In full and without alteration, write out the lines below.

____ DATA FOR THIS TASK

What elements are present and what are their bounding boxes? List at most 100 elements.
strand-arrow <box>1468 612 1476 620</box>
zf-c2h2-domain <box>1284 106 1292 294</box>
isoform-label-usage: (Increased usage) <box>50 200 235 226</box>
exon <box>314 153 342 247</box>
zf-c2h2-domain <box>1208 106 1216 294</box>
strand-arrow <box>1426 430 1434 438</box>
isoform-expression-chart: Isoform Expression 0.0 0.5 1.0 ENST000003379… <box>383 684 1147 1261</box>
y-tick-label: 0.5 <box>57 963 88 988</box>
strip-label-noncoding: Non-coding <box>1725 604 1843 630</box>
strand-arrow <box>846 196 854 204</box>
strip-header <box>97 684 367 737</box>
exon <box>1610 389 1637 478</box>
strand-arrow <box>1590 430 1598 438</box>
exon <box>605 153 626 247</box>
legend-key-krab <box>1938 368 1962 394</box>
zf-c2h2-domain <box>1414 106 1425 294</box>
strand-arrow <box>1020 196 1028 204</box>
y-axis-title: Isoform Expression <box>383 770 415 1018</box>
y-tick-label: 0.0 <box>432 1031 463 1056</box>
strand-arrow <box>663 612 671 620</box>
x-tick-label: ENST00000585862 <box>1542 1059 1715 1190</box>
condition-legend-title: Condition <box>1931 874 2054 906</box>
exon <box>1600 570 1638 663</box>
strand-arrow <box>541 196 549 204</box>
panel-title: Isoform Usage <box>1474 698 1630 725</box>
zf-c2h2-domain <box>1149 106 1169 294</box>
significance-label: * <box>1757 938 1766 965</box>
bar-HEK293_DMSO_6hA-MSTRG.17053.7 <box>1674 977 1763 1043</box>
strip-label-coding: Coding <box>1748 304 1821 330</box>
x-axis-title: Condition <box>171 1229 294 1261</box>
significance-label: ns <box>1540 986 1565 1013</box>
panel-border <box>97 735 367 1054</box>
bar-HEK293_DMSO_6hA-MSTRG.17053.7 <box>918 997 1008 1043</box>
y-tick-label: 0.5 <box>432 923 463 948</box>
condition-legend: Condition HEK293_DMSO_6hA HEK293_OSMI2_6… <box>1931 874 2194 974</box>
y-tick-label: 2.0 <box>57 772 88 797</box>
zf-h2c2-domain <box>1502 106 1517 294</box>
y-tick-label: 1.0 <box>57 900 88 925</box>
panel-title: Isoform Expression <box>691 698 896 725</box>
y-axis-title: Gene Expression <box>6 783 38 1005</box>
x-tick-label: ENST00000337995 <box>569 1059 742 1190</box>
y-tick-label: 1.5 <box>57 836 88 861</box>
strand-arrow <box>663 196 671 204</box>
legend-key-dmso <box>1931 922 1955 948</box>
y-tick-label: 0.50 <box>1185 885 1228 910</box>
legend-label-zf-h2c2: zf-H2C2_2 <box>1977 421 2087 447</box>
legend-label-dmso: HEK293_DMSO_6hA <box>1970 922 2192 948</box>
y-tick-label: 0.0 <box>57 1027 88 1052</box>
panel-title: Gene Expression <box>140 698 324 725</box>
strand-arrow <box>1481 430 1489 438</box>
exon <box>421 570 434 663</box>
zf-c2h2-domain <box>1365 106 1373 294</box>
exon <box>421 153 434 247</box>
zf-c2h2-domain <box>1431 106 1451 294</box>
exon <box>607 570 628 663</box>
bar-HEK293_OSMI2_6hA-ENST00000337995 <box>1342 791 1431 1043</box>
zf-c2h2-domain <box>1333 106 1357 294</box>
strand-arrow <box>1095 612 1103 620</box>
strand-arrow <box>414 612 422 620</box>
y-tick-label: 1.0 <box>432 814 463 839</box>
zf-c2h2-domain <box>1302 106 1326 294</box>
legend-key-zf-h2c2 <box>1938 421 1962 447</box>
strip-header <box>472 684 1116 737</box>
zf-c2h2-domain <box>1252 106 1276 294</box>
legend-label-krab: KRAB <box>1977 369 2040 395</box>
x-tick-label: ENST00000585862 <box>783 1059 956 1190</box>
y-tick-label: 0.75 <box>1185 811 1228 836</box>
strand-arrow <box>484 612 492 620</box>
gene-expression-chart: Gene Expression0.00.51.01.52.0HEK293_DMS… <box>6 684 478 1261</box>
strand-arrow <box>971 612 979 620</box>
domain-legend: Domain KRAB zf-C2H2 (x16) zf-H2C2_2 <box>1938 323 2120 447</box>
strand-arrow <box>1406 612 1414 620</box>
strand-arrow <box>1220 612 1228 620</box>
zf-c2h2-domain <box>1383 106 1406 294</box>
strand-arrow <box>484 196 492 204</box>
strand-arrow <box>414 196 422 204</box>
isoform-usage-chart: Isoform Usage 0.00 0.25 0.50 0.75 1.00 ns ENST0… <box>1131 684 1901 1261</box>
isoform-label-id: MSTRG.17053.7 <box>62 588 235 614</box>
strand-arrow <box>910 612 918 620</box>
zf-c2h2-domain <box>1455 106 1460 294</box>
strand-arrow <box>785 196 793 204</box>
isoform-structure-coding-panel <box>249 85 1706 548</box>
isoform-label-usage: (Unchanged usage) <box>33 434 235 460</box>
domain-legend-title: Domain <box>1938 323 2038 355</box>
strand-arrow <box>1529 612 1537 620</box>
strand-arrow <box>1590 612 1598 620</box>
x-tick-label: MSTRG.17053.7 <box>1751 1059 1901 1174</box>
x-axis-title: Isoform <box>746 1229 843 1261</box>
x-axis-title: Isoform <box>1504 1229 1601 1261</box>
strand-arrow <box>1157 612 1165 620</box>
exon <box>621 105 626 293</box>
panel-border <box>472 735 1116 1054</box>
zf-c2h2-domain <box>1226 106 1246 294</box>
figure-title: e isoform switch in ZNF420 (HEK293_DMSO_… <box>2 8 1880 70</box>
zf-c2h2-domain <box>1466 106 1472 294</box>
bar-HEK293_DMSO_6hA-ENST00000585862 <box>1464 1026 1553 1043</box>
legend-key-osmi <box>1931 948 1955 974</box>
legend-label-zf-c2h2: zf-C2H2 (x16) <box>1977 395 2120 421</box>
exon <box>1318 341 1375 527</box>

________

TASK ANSWER:
What elements are present and what are their bounding boxes? List at most 100 elements.
strand-arrow <box>1468 612 1476 620</box>
zf-c2h2-domain <box>1284 106 1292 294</box>
isoform-label-usage: (Increased usage) <box>50 200 235 226</box>
exon <box>314 153 342 247</box>
zf-c2h2-domain <box>1208 106 1216 294</box>
strand-arrow <box>1426 430 1434 438</box>
isoform-expression-chart: Isoform Expression 0.0 0.5 1.0 ENST000003379… <box>383 684 1147 1261</box>
y-tick-label: 0.5 <box>57 963 88 988</box>
strip-label-noncoding: Non-coding <box>1725 604 1843 630</box>
strand-arrow <box>846 196 854 204</box>
strip-header <box>97 684 367 737</box>
exon <box>1610 389 1637 478</box>
strand-arrow <box>1590 430 1598 438</box>
exon <box>605 153 626 247</box>
legend-key-krab <box>1938 368 1962 394</box>
zf-c2h2-domain <box>1414 106 1425 294</box>
strand-arrow <box>1020 196 1028 204</box>
y-axis-title: Isoform Expression <box>383 770 415 1018</box>
y-tick-label: 0.0 <box>432 1031 463 1056</box>
strand-arrow <box>663 612 671 620</box>
x-tick-label: ENST00000585862 <box>1542 1059 1715 1190</box>
condition-legend-title: Condition <box>1931 874 2054 906</box>
exon <box>1600 570 1638 663</box>
strand-arrow <box>541 196 549 204</box>
panel-title: Isoform Usage <box>1474 698 1630 725</box>
zf-c2h2-domain <box>1149 106 1169 294</box>
significance-label: * <box>1757 938 1766 965</box>
bar-HEK293_DMSO_6hA-MSTRG.17053.7 <box>1674 977 1763 1043</box>
strip-label-coding: Coding <box>1748 304 1821 330</box>
x-axis-title: Condition <box>171 1229 294 1261</box>
significance-label: ns <box>1540 986 1565 1013</box>
panel-border <box>97 735 367 1054</box>
bar-HEK293_DMSO_6hA-MSTRG.17053.7 <box>918 997 1008 1043</box>
y-tick-label: 0.5 <box>432 923 463 948</box>
condition-legend: Condition HEK293_DMSO_6hA HEK293_OSMI2_6… <box>1931 874 2194 974</box>
y-tick-label: 2.0 <box>57 772 88 797</box>
zf-h2c2-domain <box>1502 106 1517 294</box>
y-tick-label: 1.0 <box>57 900 88 925</box>
panel-title: Isoform Expression <box>691 698 896 725</box>
y-axis-title: Gene Expression <box>6 783 38 1005</box>
x-tick-label: ENST00000337995 <box>569 1059 742 1190</box>
y-tick-label: 1.5 <box>57 836 88 861</box>
strand-arrow <box>663 196 671 204</box>
legend-key-dmso <box>1931 922 1955 948</box>
y-tick-label: 0.50 <box>1185 885 1228 910</box>
legend-label-zf-h2c2: zf-H2C2_2 <box>1977 421 2087 447</box>
legend-label-dmso: HEK293_DMSO_6hA <box>1970 922 2192 948</box>
y-tick-label: 0.0 <box>57 1027 88 1052</box>
panel-title: Gene Expression <box>140 698 324 725</box>
strand-arrow <box>1481 430 1489 438</box>
exon <box>421 570 434 663</box>
zf-c2h2-domain <box>1365 106 1373 294</box>
exon <box>421 153 434 247</box>
zf-c2h2-domain <box>1431 106 1451 294</box>
exon <box>607 570 628 663</box>
bar-HEK293_OSMI2_6hA-ENST00000337995 <box>1342 791 1431 1043</box>
zf-c2h2-domain <box>1333 106 1357 294</box>
strand-arrow <box>1095 612 1103 620</box>
strand-arrow <box>414 612 422 620</box>
y-tick-label: 1.0 <box>432 814 463 839</box>
zf-c2h2-domain <box>1302 106 1326 294</box>
legend-key-zf-h2c2 <box>1938 421 1962 447</box>
strip-header <box>472 684 1116 737</box>
zf-c2h2-domain <box>1252 106 1276 294</box>
legend-label-krab: KRAB <box>1977 369 2040 395</box>
x-tick-label: ENST00000585862 <box>783 1059 956 1190</box>
y-tick-label: 0.75 <box>1185 811 1228 836</box>
strand-arrow <box>484 612 492 620</box>
gene-expression-chart: Gene Expression0.00.51.01.52.0HEK293_DMS… <box>6 684 478 1261</box>
strand-arrow <box>971 612 979 620</box>
domain-legend: Domain KRAB zf-C2H2 (x16) zf-H2C2_2 <box>1938 323 2120 447</box>
strand-arrow <box>1406 612 1414 620</box>
strand-arrow <box>1220 612 1228 620</box>
zf-c2h2-domain <box>1383 106 1406 294</box>
strand-arrow <box>484 196 492 204</box>
strand-arrow <box>414 196 422 204</box>
isoform-usage-chart: Isoform Usage 0.00 0.25 0.50 0.75 1.00 ns ENST0… <box>1131 684 1901 1261</box>
isoform-label-id: MSTRG.17053.7 <box>62 588 235 614</box>
strand-arrow <box>910 612 918 620</box>
zf-c2h2-domain <box>1455 106 1460 294</box>
strand-arrow <box>785 196 793 204</box>
isoform-structure-coding-panel <box>249 85 1706 548</box>
isoform-label-usage: (Unchanged usage) <box>33 434 235 460</box>
domain-legend-title: Domain <box>1938 323 2038 355</box>
strand-arrow <box>1529 612 1537 620</box>
strand-arrow <box>1590 612 1598 620</box>
x-tick-label: MSTRG.17053.7 <box>1751 1059 1901 1174</box>
x-axis-title: Isoform <box>746 1229 843 1261</box>
x-axis-title: Isoform <box>1504 1229 1601 1261</box>
strand-arrow <box>1157 612 1165 620</box>
exon <box>621 105 626 293</box>
panel-border <box>472 735 1116 1054</box>
zf-c2h2-domain <box>1226 106 1246 294</box>
figure-title: e isoform switch in ZNF420 (HEK293_DMSO_… <box>2 8 1880 70</box>
zf-c2h2-domain <box>1466 106 1472 294</box>
bar-HEK293_DMSO_6hA-ENST00000585862 <box>1464 1026 1553 1043</box>
legend-key-osmi <box>1931 948 1955 974</box>
legend-label-zf-c2h2: zf-C2H2 (x16) <box>1977 395 2120 421</box>
exon <box>1318 341 1375 527</box>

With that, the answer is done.